● **WORK REQUIRED**
Check each line of the listing below for the string "xlabel", and copy the ones that have it.

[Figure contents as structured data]
★ ★ ★ ★ ★

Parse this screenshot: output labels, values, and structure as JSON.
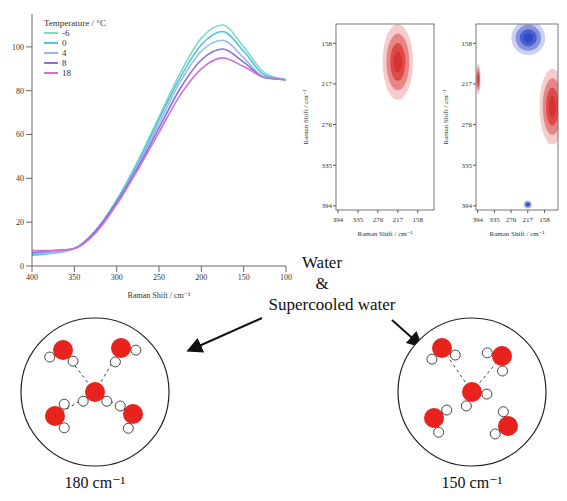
{
  "chart_data": {
    "type": "line",
    "legend_title": "Temperature / °C",
    "x_label": "Raman Shift / cm⁻¹",
    "x": [
      400,
      375,
      350,
      325,
      300,
      275,
      250,
      225,
      200,
      175,
      150,
      125,
      100
    ],
    "series": [
      {
        "name": "-6",
        "color": "#7ddcc4",
        "values": [
          5,
          6,
          8,
          16,
          30,
          48,
          68,
          88,
          104,
          110,
          100,
          88,
          85
        ]
      },
      {
        "name": "0",
        "color": "#4fc3e0",
        "values": [
          5,
          6,
          8,
          16,
          30,
          47,
          67,
          86,
          101,
          107,
          98,
          87,
          85
        ]
      },
      {
        "name": "4",
        "color": "#9ab8f0",
        "values": [
          6,
          6,
          8,
          16,
          29,
          46,
          65,
          84,
          98,
          103,
          95,
          86,
          85
        ]
      },
      {
        "name": "8",
        "color": "#8a6fd8",
        "values": [
          6,
          7,
          8,
          16,
          29,
          45,
          63,
          81,
          94,
          99,
          93,
          86,
          85
        ]
      },
      {
        "name": "18",
        "color": "#d070d8",
        "values": [
          7,
          7,
          8,
          15,
          28,
          44,
          61,
          78,
          90,
          95,
          91,
          86,
          85
        ]
      }
    ],
    "xlim": [
      400,
      100
    ],
    "xticks": [
      400,
      350,
      300,
      250,
      200,
      150,
      100
    ],
    "ylim": [
      0,
      115
    ],
    "yticks": [
      0,
      20,
      40,
      60,
      80,
      100
    ],
    "grid": false,
    "legend": "top-left"
  },
  "contour_panels": [
    {
      "x_label": "Raman Shift / cm⁻¹",
      "y_label": "Raman Shift / cm⁻¹",
      "xlim": [
        400,
        110
      ],
      "ylim": [
        130,
        400
      ],
      "xticks": [
        394,
        335,
        276,
        217,
        158
      ],
      "yticks": [
        158,
        217,
        276,
        335,
        394
      ],
      "contours": [
        {
          "x": 217,
          "y": 185,
          "rx": 45,
          "ry": 55,
          "color": "#d83030"
        }
      ]
    },
    {
      "x_label": "Raman Shift / cm⁻¹",
      "y_label": "Raman Shift / cm⁻¹",
      "xlim": [
        400,
        110
      ],
      "ylim": [
        130,
        400
      ],
      "xticks": [
        394,
        335,
        276,
        217,
        158
      ],
      "yticks": [
        158,
        217,
        276,
        335,
        394
      ],
      "contours": [
        {
          "x": 215,
          "y": 150,
          "rx": 60,
          "ry": 25,
          "color": "#3048c8"
        },
        {
          "x": 130,
          "y": 250,
          "rx": 45,
          "ry": 55,
          "color": "#d83030"
        },
        {
          "x": 217,
          "y": 392,
          "rx": 15,
          "ry": 6,
          "color": "#3048c8"
        },
        {
          "x": 392,
          "y": 210,
          "rx": 8,
          "ry": 22,
          "color": "#d83030"
        }
      ]
    }
  ],
  "center_text": [
    "Water",
    "&",
    "Supercooled water"
  ],
  "structures": [
    {
      "label": "180 cm⁻¹"
    },
    {
      "label": "150 cm⁻¹"
    }
  ]
}
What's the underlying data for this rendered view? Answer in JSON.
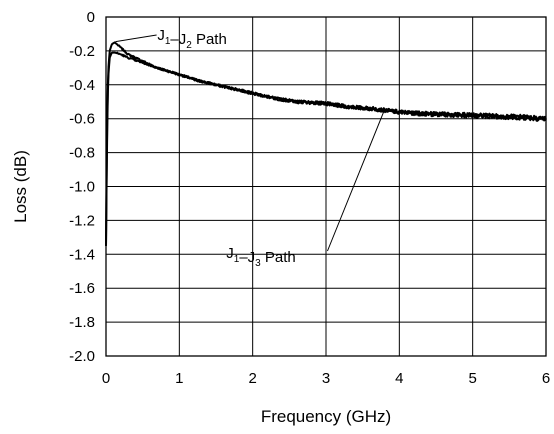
{
  "chart_data": {
    "type": "line",
    "title": "",
    "xlabel": "Frequency (GHz)",
    "ylabel": "Loss (dB)",
    "xlim": [
      0,
      6
    ],
    "ylim": [
      -2.0,
      0
    ],
    "grid": true,
    "legend": "none",
    "x_ticks": [
      0,
      1,
      2,
      3,
      4,
      5,
      6
    ],
    "x_tick_labels": [
      "0",
      "1",
      "2",
      "3",
      "4",
      "5",
      "6"
    ],
    "y_ticks": [
      0,
      -0.2,
      -0.4,
      -0.6,
      -0.8,
      -1.0,
      -1.2,
      -1.4,
      -1.6,
      -1.8,
      -2.0
    ],
    "y_tick_labels": [
      "0",
      "-0.2",
      "-0.4",
      "-0.6",
      "-0.8",
      "-1.0",
      "-1.2",
      "-1.4",
      "-1.6",
      "-1.8",
      "-2.0"
    ],
    "series": [
      {
        "x": [
          0.0,
          0.01,
          0.02,
          0.03,
          0.05,
          0.08,
          0.12,
          0.2,
          0.3,
          0.5,
          0.7,
          1.0,
          1.3,
          1.6,
          2.0,
          2.3,
          2.6,
          3.0,
          3.3,
          3.6,
          4.0,
          4.3,
          4.6,
          5.0,
          5.3,
          5.6,
          6.0
        ],
        "y": [
          -1.35,
          -0.85,
          -0.5,
          -0.32,
          -0.2,
          -0.16,
          -0.15,
          -0.18,
          -0.22,
          -0.26,
          -0.3,
          -0.34,
          -0.38,
          -0.41,
          -0.45,
          -0.48,
          -0.5,
          -0.51,
          -0.53,
          -0.54,
          -0.56,
          -0.57,
          -0.575,
          -0.58,
          -0.585,
          -0.59,
          -0.6
        ]
      },
      {
        "x": [
          0.0,
          0.01,
          0.02,
          0.03,
          0.05,
          0.08,
          0.12,
          0.2,
          0.3,
          0.5,
          0.7,
          1.0,
          1.3,
          1.6,
          2.0,
          2.3,
          2.6,
          3.0,
          3.3,
          3.6,
          4.0,
          4.3,
          4.6,
          5.0,
          5.3,
          5.6,
          6.0
        ],
        "y": [
          -1.35,
          -0.9,
          -0.55,
          -0.36,
          -0.24,
          -0.21,
          -0.21,
          -0.22,
          -0.24,
          -0.27,
          -0.3,
          -0.34,
          -0.38,
          -0.41,
          -0.45,
          -0.48,
          -0.5,
          -0.51,
          -0.53,
          -0.54,
          -0.56,
          -0.57,
          -0.575,
          -0.58,
          -0.585,
          -0.59,
          -0.6
        ]
      }
    ],
    "annotations": [
      {
        "text": "J1–J2 Path",
        "parts": [
          [
            "J",
            "1",
            ""
          ],
          [
            "–J",
            "2",
            " Path"
          ]
        ],
        "x": 0.15,
        "y": -0.15
      },
      {
        "text": "J1–J3 Path",
        "parts": [
          [
            "J",
            "1",
            ""
          ],
          [
            "–J",
            "3",
            " Path"
          ]
        ],
        "x": 3.8,
        "y": -0.53
      }
    ]
  }
}
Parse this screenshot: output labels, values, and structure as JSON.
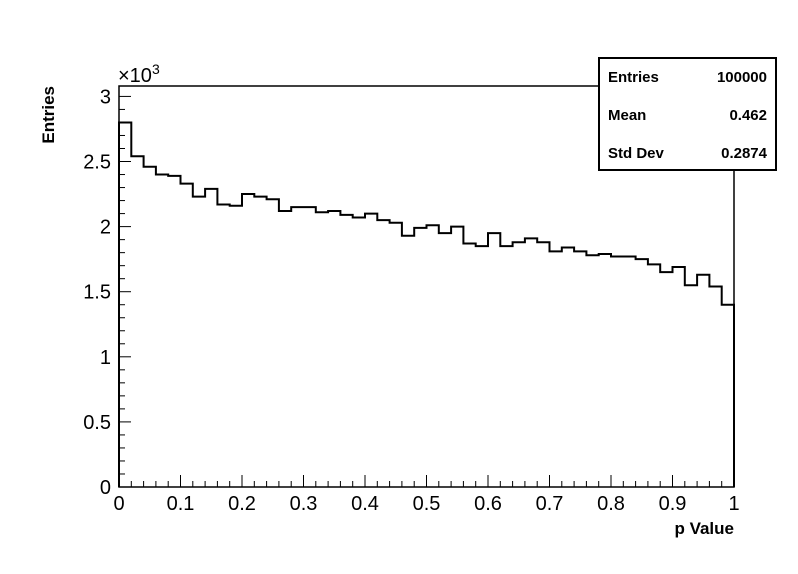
{
  "chart_data": {
    "type": "histogram",
    "title": "",
    "xlabel": "p Value",
    "ylabel": "Entries",
    "y_multiplier_label": "×10",
    "y_multiplier_exponent": "3",
    "xlim": [
      0,
      1
    ],
    "ylim": [
      0,
      3.08
    ],
    "bin_edges_start": 0,
    "bin_width": 0.02,
    "x_ticks": [
      "0",
      "0.1",
      "0.2",
      "0.3",
      "0.4",
      "0.5",
      "0.6",
      "0.7",
      "0.8",
      "0.9",
      "1"
    ],
    "x_tick_values": [
      0,
      0.1,
      0.2,
      0.3,
      0.4,
      0.5,
      0.6,
      0.7,
      0.8,
      0.9,
      1.0
    ],
    "y_ticks": [
      "0",
      "0.5",
      "1",
      "1.5",
      "2",
      "2.5",
      "3"
    ],
    "y_tick_values": [
      0,
      0.5,
      1.0,
      1.5,
      2.0,
      2.5,
      3.0
    ],
    "values": [
      2.8,
      2.54,
      2.46,
      2.4,
      2.39,
      2.33,
      2.23,
      2.29,
      2.17,
      2.16,
      2.25,
      2.23,
      2.21,
      2.12,
      2.15,
      2.15,
      2.11,
      2.12,
      2.09,
      2.07,
      2.1,
      2.05,
      2.03,
      1.93,
      1.99,
      2.01,
      1.95,
      2.0,
      1.87,
      1.85,
      1.95,
      1.85,
      1.88,
      1.91,
      1.88,
      1.81,
      1.84,
      1.81,
      1.78,
      1.79,
      1.77,
      1.77,
      1.75,
      1.71,
      1.65,
      1.69,
      1.55,
      1.63,
      1.54,
      1.4
    ],
    "stats": [
      {
        "label": "Entries",
        "value": "100000"
      },
      {
        "label": "Mean",
        "value": "0.462"
      },
      {
        "label": "Std Dev",
        "value": "0.2874"
      }
    ]
  }
}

★ ★ ★ ★ ★

● **RESPONSE TO THIS TASK**
    "xlabel": "Frequency (GHz)",
    "xlabel": "p Value",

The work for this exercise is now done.